• _Kutipan Dokumen_
Jumat, 05 Desember 2008

IMPEACHMENT


PENDAHULUAN
Pasca bergulirnya roda reformasi, berbagai kemajuan mulai terlihat di Indonesia, Tegaknya supremasi hukum (Law Enforcement) sebagai salah satu amanat reformasi juga menjadi ilham untuk menciptakan perangkat pendukung bagi terciptanya cita ideal tersebut. Dan belajar dari sejarah pemberhentian (impeachment) Presiden Abdurrahman Wahid yang oleh sebagian kalangan dinilai cacat hukum dan lebih bernuansa politis. Tentu saja masalah ini telah memunculkan perdebatan ketatanegaraan dalam kaitan dengan pengaturan masalah impeachment tersebut karena UUD 1945 tidak menyediakan aturan yang jelas tentang impeachment. Dalam sejarah Indonesia, masalah ketatanegaraan yang sama pernah muncul juga ketika Presiden Soekarno di-Impeach oleh MPRS tahun 1968.
Dalam kehidupan bermasyarakat dan bernegara pasti akan terjadi sebuah dinamika yang biasanya terwujud dalam sebuah konflik atau sengketa. Guna menyelesaikan sengketa tersebut, maka sangat perlu dibuat sebuah lembaga peradilan yang berfungsi untuk menyelesaikan segala macam permasalahan/sengketa, baik sengketa antarwarganegara, warganegara dengan intitusi negara maupun sengketa antar institusi negara.

• _Baris Data_
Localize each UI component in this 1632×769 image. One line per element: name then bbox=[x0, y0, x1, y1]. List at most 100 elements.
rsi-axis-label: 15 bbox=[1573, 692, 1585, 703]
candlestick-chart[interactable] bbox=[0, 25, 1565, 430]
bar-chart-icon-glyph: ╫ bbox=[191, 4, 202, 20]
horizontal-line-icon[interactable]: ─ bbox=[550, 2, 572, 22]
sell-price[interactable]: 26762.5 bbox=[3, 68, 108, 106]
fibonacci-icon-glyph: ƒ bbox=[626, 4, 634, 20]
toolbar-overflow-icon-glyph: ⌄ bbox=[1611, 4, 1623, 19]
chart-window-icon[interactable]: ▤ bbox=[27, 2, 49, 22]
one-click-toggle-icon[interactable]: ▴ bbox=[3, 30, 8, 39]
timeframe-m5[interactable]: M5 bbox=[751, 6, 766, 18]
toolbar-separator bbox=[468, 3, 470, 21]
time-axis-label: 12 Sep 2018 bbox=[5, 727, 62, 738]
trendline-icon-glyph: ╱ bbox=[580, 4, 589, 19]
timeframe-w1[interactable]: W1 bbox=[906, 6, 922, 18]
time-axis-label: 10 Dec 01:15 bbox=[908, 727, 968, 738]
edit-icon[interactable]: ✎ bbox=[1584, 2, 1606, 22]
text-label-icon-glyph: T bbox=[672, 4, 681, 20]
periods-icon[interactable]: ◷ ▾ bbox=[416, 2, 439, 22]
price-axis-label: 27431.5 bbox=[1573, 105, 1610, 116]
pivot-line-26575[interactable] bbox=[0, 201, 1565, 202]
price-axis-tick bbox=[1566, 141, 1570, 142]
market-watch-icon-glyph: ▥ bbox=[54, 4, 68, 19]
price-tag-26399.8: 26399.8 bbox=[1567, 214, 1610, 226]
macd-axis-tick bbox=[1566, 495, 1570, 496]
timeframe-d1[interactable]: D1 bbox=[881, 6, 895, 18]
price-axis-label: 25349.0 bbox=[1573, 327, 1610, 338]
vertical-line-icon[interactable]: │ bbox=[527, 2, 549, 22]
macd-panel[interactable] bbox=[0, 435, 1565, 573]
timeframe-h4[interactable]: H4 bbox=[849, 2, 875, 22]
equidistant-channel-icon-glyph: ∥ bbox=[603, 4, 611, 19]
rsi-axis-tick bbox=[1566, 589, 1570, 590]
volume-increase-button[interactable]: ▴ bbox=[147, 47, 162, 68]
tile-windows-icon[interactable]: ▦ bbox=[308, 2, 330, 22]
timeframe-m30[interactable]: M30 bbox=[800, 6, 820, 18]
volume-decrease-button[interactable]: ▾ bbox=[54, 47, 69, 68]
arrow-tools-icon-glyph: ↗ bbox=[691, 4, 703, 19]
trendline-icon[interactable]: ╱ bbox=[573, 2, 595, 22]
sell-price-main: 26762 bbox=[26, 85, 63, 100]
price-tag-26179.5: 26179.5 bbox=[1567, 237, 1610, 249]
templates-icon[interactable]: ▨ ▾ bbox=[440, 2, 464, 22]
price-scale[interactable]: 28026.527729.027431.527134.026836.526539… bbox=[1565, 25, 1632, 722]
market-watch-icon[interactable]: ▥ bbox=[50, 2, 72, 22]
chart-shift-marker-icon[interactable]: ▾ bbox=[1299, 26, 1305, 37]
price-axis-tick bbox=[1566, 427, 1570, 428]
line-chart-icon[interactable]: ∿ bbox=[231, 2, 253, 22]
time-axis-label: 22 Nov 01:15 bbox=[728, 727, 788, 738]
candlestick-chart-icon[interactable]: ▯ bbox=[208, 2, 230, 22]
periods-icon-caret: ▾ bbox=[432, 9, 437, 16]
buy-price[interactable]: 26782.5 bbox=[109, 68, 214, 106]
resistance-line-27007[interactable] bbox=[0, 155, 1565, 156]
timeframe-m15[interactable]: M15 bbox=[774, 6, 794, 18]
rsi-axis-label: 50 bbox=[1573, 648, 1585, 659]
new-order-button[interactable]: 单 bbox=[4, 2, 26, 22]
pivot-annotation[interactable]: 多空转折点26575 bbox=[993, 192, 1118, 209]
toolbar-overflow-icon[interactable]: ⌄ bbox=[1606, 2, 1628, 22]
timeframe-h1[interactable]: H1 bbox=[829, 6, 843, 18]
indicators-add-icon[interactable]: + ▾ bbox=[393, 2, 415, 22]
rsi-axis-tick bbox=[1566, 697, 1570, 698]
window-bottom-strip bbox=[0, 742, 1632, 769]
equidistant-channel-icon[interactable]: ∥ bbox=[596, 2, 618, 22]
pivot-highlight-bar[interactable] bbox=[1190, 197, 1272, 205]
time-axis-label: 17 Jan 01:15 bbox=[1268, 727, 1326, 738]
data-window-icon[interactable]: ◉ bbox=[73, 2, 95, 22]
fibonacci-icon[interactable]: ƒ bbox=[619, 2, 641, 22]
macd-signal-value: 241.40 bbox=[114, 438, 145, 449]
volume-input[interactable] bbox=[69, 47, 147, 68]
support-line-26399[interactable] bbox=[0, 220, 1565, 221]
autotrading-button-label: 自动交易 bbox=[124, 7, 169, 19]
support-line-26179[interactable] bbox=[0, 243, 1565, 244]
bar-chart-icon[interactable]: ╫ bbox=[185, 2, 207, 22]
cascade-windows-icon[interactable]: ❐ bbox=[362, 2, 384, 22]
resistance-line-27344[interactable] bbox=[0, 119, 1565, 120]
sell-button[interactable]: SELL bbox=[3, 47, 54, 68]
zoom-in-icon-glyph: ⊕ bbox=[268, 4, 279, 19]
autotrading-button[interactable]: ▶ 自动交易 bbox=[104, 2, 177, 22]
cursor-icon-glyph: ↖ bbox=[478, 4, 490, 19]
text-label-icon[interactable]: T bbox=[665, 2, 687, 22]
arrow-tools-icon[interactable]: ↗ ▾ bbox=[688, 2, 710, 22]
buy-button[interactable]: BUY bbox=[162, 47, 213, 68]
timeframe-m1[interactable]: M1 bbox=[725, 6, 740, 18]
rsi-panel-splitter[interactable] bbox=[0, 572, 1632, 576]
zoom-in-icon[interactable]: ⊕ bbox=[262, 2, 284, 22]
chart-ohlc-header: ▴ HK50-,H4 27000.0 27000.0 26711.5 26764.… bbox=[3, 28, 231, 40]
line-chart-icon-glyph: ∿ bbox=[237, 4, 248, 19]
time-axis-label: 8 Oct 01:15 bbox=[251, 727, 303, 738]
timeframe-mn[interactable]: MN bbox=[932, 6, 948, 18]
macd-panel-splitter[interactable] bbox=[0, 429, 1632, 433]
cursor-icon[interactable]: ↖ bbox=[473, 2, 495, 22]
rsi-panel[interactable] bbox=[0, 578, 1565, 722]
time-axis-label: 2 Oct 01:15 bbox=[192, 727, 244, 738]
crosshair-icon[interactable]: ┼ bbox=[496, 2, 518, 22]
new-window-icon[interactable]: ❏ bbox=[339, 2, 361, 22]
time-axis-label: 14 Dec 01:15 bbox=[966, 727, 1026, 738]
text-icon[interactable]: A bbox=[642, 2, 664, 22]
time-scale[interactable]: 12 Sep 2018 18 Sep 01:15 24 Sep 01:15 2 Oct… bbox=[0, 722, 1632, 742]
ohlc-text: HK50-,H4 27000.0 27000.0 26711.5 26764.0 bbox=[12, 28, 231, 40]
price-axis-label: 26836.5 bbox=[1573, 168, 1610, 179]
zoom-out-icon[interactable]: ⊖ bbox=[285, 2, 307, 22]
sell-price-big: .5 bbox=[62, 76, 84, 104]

• _Petunjuk Pengerjaan_
1) Sebutkan semua jenis sengketa yang disebutkan dalam teks tentang impeachment.
2) Tolong salin dengan tepat bagian teks tentang impeachment yang dibuka dengan kata-kata berisi "PENDAHULUAN" dan ditutup dengan "MPRS tahun 1968.".
Item data di atas tidak dipakai untuk tugas ini.

• _Jawaban Tugas_
1)
- sengketa antarwarganegara
- sengketa warganegara dengan intitusi negara
- sengketa antar institusi negara

2)
PENDAHULUAN
Pasca bergulirnya roda reformasi, berbagai kemajuan mulai terlihat di Indonesia, Tegaknya supremasi hukum (Law Enforcement) sebagai salah satu amanat reformasi juga menjadi ilham untuk menciptakan perangkat pendukung bagi terciptanya cita ideal tersebut. Dan belajar dari sejarah pemberhentian (impeachment) Presiden Abdurrahman Wahid yang oleh sebagian kalangan dinilai cacat hukum dan lebih bernuansa politis. Tentu saja masalah ini telah memunculkan perdebatan ketatanegaraan dalam kaitan dengan pengaturan masalah impeachment tersebut karena UUD 1945 tidak menyediakan aturan yang jelas tentang impeachment. Dalam sejarah Indonesia, masalah ketatanegaraan yang sama pernah muncul juga ketika Presiden Soekarno di-Impeach oleh MPRS tahun 1968.